Part of a data file
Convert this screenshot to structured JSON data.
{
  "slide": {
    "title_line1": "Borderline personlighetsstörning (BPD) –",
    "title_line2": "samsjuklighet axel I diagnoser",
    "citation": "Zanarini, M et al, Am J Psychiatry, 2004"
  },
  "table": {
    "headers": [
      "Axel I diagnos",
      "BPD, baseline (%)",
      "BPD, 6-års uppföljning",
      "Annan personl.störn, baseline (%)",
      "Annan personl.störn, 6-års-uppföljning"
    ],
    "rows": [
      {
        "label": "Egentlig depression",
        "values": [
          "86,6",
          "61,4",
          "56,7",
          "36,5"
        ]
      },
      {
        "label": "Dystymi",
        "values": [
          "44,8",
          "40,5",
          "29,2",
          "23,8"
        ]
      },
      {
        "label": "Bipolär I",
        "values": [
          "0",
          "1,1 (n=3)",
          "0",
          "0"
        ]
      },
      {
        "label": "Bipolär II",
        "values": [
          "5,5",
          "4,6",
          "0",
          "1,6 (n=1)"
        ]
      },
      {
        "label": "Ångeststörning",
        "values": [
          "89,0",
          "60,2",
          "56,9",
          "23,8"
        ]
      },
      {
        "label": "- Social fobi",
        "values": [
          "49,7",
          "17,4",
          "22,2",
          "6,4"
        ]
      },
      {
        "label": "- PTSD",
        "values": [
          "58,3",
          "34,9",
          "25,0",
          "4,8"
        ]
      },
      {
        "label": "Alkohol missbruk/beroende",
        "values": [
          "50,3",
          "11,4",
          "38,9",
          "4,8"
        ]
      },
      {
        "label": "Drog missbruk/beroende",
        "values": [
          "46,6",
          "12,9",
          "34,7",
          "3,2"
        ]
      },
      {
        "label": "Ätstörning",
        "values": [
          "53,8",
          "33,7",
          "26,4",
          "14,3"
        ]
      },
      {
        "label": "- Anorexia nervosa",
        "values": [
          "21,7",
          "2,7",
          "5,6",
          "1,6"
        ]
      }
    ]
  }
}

:: Task statement ::
Write out every line of the material again, exactly as it reads.

:: Solution to this task ::
Convert this screenshot to structured JSON data.
{
  "slide": {
    "title_line1": "Borderline personlighetsstörning (BPD) –",
    "title_line2": "samsjuklighet axel I diagnoser",
    "citation": "Zanarini, M et al, Am J Psychiatry, 2004"
  },
  "table": {
    "headers": [
      "Axel I diagnos",
      "BPD, baseline (%)",
      "BPD, 6-års uppföljning",
      "Annan personl.störn, baseline (%)",
      "Annan personl.störn, 6-års-uppföljning"
    ],
    "rows": [
      {
        "label": "Egentlig depression",
        "values": [
          "86,6",
          "61,4",
          "56,7",
          "36,5"
        ]
      },
      {
        "label": "Dystymi",
        "values": [
          "44,8",
          "40,5",
          "29,2",
          "23,8"
        ]
      },
      {
        "label": "Bipolär I",
        "values": [
          "0",
          "1,1 (n=3)",
          "0",
          "0"
        ]
      },
      {
        "label": "Bipolär II",
        "values": [
          "5,5",
          "4,6",
          "0",
          "1,6 (n=1)"
        ]
      },
      {
        "label": "Ångeststörning",
        "values": [
          "89,0",
          "60,2",
          "56,9",
          "23,8"
        ]
      },
      {
        "label": "- Social fobi",
        "values": [
          "49,7",
          "17,4",
          "22,2",
          "6,4"
        ]
      },
      {
        "label": "- PTSD",
        "values": [
          "58,3",
          "34,9",
          "25,0",
          "4,8"
        ]
      },
      {
        "label": "Alkohol missbruk/beroende",
        "values": [
          "50,3",
          "11,4",
          "38,9",
          "4,8"
        ]
      },
      {
        "label": "Drog missbruk/beroende",
        "values": [
          "46,6",
          "12,9",
          "34,7",
          "3,2"
        ]
      },
      {
        "label": "Ätstörning",
        "values": [
          "53,8",
          "33,7",
          "26,4",
          "14,3"
        ]
      },
      {
        "label": "- Anorexia nervosa",
        "values": [
          "21,7",
          "2,7",
          "5,6",
          "1,6"
        ]
      }
    ]
  }
}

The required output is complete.